From the entries that follow, gather each line holding the word "Tape".

● ● ● ●

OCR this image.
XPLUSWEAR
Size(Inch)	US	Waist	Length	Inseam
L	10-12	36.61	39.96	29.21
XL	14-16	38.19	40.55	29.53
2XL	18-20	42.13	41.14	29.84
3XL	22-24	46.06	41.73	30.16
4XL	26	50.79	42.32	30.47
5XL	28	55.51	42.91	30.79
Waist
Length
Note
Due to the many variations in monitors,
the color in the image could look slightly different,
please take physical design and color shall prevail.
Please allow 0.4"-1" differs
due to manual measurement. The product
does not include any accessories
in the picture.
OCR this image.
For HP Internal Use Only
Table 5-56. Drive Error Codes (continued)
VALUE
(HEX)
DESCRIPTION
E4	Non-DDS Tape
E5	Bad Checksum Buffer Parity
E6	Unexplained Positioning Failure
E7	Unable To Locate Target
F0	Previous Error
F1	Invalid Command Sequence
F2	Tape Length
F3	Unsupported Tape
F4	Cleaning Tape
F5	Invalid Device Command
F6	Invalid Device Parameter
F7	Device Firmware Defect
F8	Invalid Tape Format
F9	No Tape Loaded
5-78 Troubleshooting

● ● ● ●

• [SOLUTION TO THIS PROBLEM]:
E4	Non-DDS Tape
F2	Tape Length
F3	Unsupported Tape
F4	Cleaning Tape
F8	Invalid Tape Format
F9	No Tape Loaded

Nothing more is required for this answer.